*TASK*: Gather all lines in the records below that include the word "gabronorito".
-------------------------
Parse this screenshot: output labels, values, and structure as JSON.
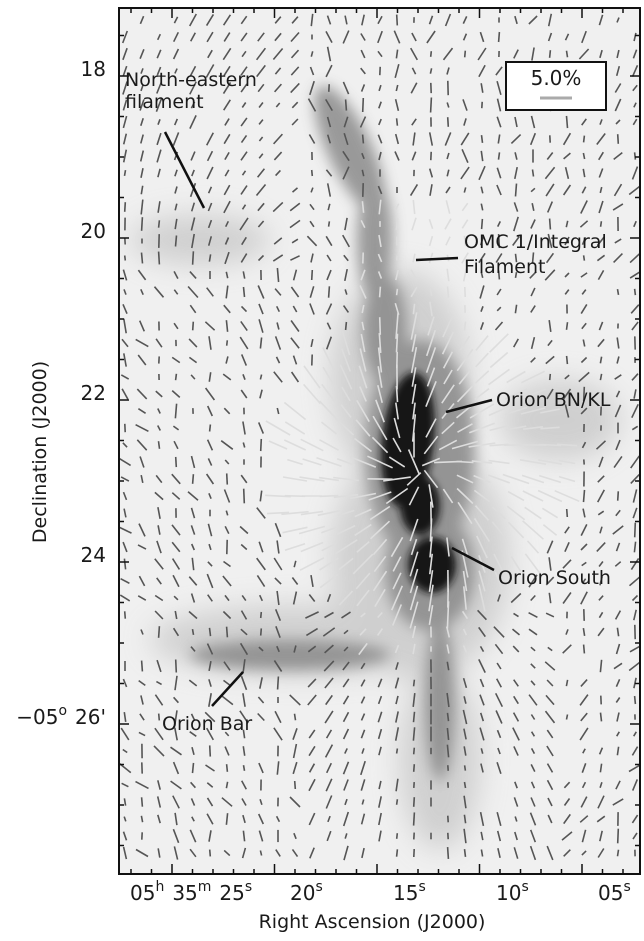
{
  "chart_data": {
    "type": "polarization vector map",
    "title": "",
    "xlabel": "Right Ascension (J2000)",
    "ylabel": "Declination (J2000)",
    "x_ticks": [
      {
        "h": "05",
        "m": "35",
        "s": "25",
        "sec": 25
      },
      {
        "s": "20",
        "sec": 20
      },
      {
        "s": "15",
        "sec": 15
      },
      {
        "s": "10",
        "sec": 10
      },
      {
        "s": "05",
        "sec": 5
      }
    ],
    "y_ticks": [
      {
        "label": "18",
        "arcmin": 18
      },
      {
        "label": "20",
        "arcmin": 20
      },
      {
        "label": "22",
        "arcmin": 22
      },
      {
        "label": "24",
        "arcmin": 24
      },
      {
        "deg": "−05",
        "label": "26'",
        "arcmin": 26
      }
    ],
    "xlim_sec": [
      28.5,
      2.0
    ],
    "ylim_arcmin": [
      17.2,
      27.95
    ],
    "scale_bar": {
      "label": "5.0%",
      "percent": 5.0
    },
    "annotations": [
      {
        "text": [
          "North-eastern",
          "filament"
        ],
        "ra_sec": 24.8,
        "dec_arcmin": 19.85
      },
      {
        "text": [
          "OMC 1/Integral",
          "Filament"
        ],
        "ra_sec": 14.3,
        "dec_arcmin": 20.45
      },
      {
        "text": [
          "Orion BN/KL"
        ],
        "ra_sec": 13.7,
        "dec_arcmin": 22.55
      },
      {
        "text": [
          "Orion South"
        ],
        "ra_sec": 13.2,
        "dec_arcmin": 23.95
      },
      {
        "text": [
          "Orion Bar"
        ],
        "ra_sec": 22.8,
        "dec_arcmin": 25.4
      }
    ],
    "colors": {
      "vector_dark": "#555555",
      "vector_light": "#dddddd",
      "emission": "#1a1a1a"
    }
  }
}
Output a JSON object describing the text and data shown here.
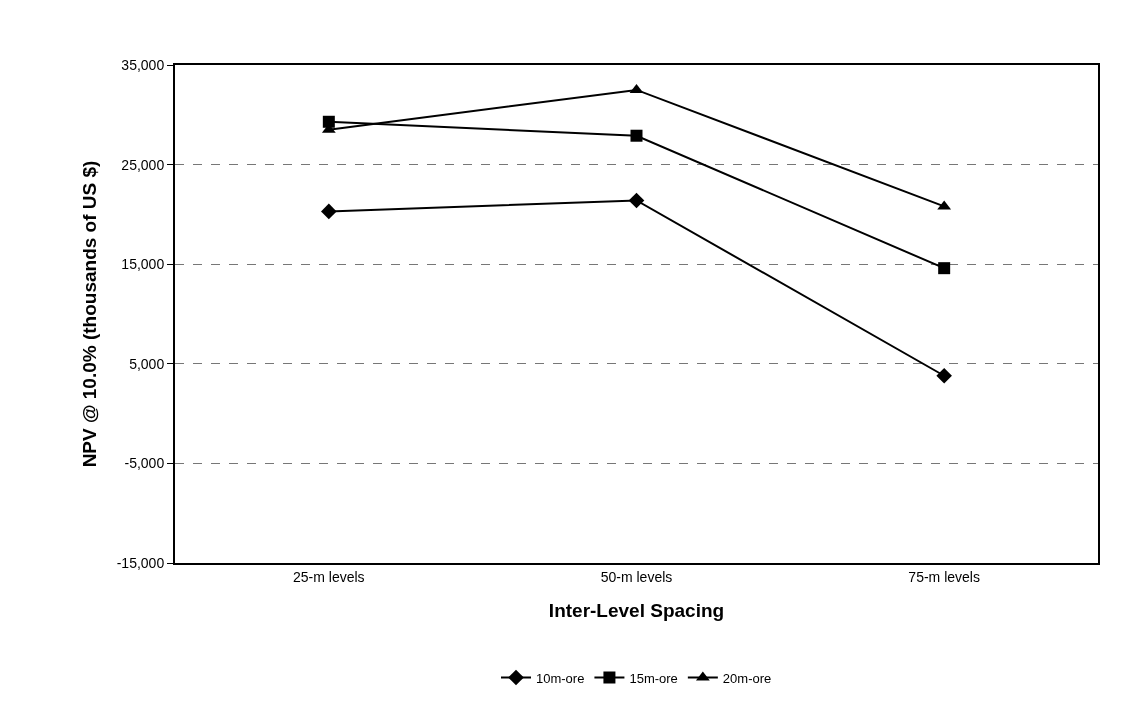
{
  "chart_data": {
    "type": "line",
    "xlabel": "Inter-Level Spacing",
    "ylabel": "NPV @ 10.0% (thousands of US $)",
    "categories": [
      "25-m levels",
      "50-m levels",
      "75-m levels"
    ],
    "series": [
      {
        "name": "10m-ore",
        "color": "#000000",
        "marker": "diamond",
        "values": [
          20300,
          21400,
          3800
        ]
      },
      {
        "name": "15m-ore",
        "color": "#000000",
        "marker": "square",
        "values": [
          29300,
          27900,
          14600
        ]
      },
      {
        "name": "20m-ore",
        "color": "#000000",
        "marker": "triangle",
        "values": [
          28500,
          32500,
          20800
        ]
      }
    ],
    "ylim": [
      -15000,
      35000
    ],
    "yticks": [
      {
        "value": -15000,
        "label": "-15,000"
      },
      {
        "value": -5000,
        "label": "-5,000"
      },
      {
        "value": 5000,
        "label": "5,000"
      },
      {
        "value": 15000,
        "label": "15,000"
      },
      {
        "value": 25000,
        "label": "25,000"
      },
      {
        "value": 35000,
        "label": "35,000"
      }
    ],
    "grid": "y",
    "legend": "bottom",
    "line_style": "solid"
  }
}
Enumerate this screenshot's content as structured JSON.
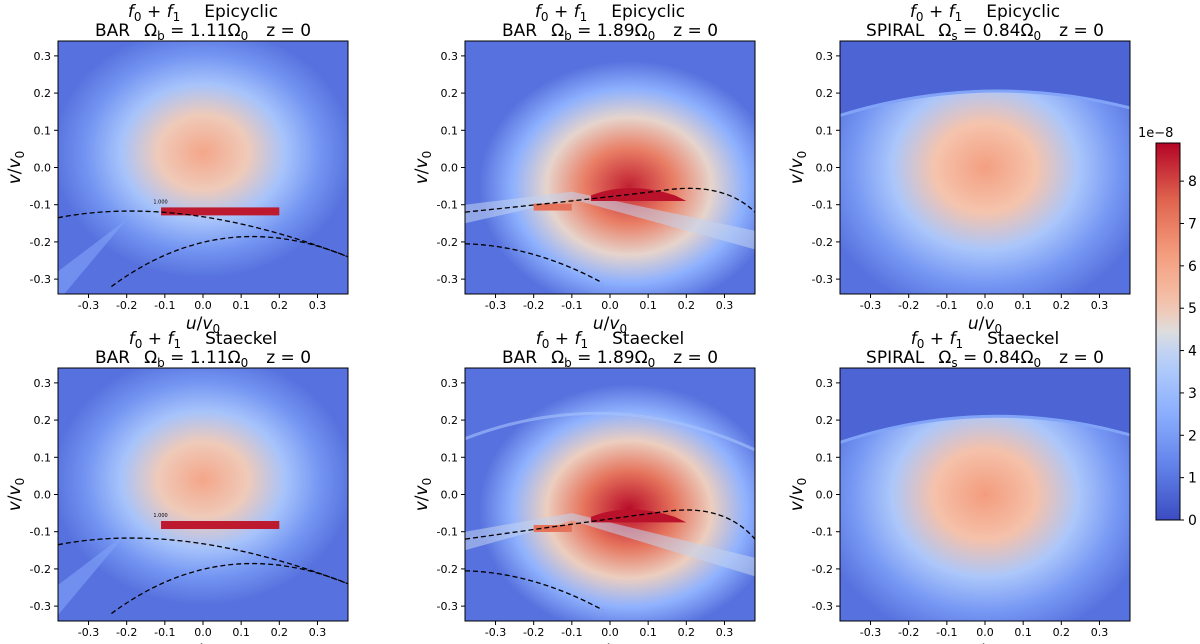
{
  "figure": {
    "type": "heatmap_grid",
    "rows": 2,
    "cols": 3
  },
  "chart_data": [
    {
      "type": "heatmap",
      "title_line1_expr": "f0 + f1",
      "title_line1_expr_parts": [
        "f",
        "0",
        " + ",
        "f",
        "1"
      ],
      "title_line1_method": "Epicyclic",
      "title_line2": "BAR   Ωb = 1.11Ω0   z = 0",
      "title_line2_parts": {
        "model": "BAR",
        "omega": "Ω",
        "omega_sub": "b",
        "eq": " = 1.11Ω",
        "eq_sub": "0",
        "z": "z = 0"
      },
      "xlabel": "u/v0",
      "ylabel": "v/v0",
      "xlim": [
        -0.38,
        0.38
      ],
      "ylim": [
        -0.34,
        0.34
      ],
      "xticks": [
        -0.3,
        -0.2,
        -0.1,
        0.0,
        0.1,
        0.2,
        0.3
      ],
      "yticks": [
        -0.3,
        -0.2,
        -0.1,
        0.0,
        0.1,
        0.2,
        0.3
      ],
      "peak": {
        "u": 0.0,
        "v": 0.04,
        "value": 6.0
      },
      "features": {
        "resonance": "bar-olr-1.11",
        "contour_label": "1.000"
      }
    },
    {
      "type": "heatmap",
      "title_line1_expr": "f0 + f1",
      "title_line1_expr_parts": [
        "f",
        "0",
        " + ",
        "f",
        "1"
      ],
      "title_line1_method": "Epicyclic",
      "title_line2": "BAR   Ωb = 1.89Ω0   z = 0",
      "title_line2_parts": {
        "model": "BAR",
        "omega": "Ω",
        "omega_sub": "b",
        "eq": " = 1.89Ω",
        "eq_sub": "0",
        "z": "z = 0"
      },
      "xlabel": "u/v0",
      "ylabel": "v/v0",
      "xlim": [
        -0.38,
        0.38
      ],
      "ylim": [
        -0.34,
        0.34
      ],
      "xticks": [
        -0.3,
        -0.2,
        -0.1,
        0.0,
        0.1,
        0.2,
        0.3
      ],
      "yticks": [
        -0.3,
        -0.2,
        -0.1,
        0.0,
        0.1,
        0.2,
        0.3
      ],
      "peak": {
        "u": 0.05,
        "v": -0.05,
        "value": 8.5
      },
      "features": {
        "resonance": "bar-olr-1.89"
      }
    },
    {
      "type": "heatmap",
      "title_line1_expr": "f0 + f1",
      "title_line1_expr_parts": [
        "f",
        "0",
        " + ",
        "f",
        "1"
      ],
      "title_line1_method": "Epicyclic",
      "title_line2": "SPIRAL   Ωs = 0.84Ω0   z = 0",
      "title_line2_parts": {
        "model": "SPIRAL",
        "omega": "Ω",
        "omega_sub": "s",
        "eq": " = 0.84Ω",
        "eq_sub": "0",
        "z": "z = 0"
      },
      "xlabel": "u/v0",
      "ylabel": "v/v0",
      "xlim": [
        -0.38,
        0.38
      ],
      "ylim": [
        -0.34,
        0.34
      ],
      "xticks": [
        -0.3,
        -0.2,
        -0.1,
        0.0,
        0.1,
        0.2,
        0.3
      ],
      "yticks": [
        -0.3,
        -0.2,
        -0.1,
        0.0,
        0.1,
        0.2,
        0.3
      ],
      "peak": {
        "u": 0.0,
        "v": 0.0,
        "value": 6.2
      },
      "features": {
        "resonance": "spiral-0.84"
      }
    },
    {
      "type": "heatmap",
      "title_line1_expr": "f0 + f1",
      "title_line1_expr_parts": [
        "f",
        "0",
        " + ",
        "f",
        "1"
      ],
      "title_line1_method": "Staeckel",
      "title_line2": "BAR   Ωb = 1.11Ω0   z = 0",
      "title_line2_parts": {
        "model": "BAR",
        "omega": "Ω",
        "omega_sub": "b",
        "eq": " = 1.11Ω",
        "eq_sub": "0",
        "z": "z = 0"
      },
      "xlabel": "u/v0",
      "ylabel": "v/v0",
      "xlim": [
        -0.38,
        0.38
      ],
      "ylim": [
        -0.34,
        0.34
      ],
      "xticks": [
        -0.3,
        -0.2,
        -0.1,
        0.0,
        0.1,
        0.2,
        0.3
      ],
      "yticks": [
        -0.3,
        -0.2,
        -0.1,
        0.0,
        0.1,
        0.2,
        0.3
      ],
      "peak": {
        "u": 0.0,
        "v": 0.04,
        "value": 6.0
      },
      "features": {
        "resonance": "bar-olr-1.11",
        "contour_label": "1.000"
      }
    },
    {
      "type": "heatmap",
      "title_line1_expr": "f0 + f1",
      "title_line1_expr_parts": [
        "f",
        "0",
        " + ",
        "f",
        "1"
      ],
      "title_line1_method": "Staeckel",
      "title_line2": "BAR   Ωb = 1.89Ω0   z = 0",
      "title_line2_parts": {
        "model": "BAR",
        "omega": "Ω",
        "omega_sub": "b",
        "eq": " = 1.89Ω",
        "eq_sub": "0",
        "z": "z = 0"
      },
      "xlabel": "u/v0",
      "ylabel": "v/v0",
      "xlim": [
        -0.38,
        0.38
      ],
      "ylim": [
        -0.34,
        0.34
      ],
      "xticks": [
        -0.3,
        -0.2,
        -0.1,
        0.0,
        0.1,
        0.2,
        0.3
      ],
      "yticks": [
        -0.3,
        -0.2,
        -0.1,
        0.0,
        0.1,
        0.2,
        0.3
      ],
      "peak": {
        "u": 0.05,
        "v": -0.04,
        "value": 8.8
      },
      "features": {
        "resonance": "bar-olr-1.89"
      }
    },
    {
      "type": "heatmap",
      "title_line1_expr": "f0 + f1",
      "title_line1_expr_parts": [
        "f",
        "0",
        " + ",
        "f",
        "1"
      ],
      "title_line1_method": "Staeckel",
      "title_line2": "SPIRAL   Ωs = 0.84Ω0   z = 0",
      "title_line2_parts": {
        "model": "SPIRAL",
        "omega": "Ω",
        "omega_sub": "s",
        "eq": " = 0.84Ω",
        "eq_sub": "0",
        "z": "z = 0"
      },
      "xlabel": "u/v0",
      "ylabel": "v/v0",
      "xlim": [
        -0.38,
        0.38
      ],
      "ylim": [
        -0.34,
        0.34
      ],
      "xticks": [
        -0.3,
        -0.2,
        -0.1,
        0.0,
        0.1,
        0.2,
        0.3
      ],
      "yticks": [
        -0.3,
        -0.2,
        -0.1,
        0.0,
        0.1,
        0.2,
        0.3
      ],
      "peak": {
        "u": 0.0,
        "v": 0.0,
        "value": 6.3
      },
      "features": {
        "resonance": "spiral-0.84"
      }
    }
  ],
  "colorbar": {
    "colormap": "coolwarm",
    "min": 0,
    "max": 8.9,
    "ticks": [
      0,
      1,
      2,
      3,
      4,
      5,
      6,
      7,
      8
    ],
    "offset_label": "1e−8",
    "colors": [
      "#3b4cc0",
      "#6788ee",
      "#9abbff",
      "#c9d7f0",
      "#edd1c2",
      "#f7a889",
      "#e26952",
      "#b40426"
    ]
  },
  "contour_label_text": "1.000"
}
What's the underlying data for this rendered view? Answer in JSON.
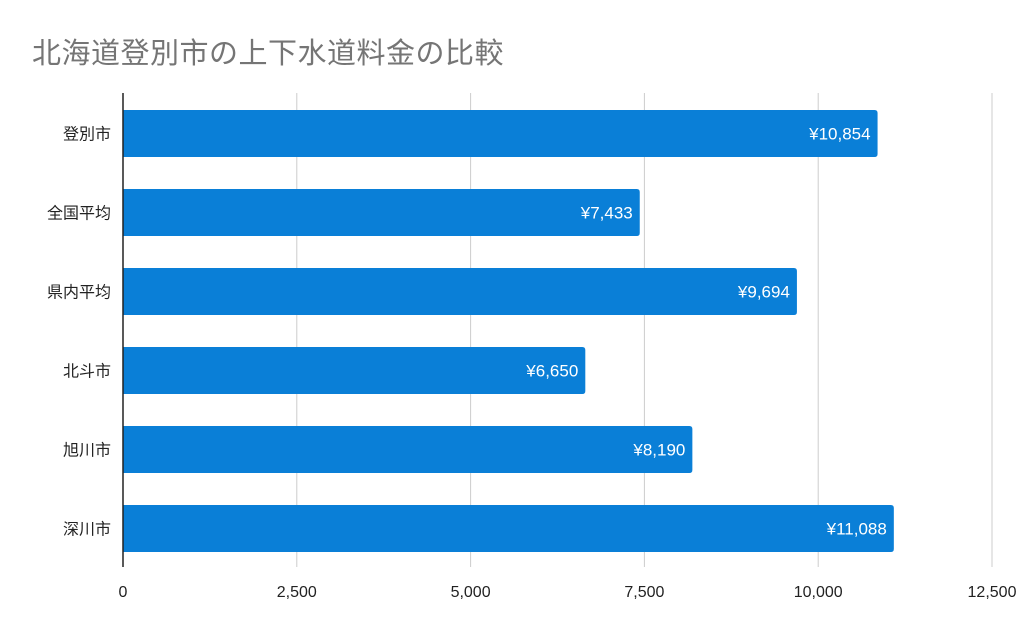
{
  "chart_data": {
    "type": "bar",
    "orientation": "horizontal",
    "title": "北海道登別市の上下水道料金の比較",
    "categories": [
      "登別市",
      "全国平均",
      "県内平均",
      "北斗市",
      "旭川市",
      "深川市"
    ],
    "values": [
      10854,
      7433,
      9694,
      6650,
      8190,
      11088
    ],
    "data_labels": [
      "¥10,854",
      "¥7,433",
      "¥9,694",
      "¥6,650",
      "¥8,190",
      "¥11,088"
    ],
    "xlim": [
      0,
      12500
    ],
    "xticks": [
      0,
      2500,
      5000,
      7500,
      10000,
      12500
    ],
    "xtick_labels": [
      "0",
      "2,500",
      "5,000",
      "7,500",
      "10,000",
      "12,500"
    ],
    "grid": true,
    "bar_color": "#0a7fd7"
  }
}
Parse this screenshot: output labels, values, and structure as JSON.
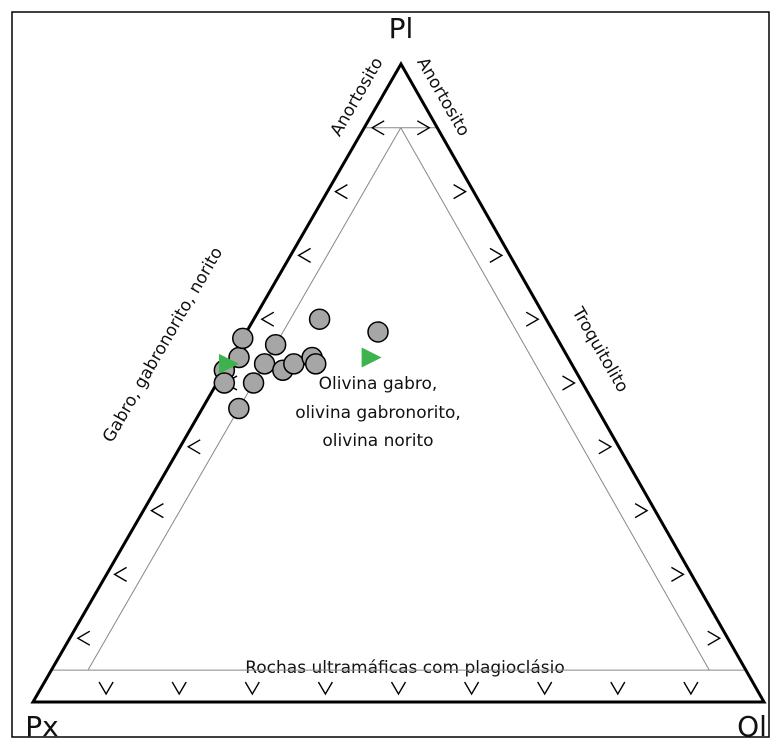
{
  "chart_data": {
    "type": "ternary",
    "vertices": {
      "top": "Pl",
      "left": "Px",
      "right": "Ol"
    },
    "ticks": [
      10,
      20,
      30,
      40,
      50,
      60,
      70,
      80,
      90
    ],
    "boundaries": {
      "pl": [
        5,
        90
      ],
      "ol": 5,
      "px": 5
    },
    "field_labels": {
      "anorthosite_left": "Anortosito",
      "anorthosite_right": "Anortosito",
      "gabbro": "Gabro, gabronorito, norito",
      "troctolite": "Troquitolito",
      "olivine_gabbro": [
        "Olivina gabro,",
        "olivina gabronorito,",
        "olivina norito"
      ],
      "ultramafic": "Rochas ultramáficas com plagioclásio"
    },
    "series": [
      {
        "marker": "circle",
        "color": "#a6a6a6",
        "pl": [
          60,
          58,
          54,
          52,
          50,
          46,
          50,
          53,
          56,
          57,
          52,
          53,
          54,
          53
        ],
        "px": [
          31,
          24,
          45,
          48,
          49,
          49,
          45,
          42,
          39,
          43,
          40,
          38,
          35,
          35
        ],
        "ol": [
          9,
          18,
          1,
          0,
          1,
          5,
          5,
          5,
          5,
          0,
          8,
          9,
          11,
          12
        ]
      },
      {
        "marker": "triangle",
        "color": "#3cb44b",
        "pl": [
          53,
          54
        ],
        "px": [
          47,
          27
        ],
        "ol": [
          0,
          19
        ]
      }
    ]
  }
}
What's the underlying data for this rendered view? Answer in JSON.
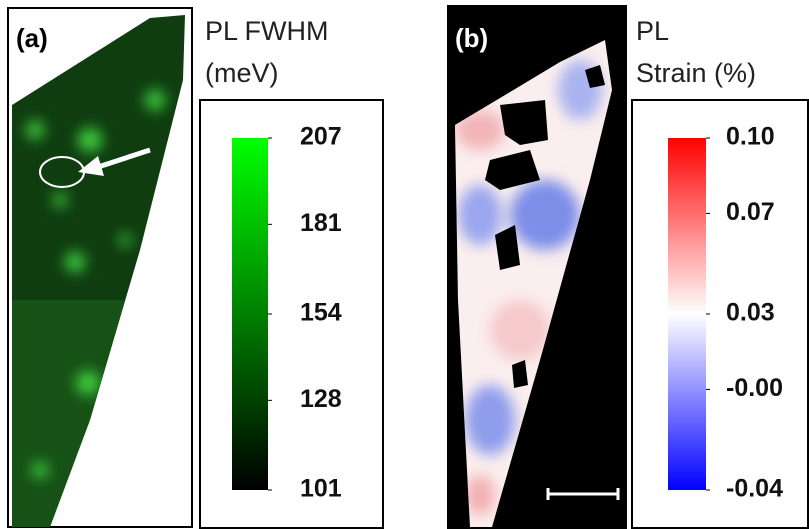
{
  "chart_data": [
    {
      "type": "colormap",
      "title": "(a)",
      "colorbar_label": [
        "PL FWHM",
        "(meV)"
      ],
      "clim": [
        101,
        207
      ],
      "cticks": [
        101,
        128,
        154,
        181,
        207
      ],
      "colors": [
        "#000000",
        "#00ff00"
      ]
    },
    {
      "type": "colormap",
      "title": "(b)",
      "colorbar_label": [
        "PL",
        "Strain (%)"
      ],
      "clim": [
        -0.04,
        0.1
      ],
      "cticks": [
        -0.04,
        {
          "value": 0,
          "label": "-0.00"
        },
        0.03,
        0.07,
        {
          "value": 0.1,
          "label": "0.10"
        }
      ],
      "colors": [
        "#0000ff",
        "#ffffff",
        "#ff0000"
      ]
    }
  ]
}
-------------------------
*OUTPUT BELOW*:
      "gabbro": "Gabro, gabronorito, norito",
        "olivina gabronorito,",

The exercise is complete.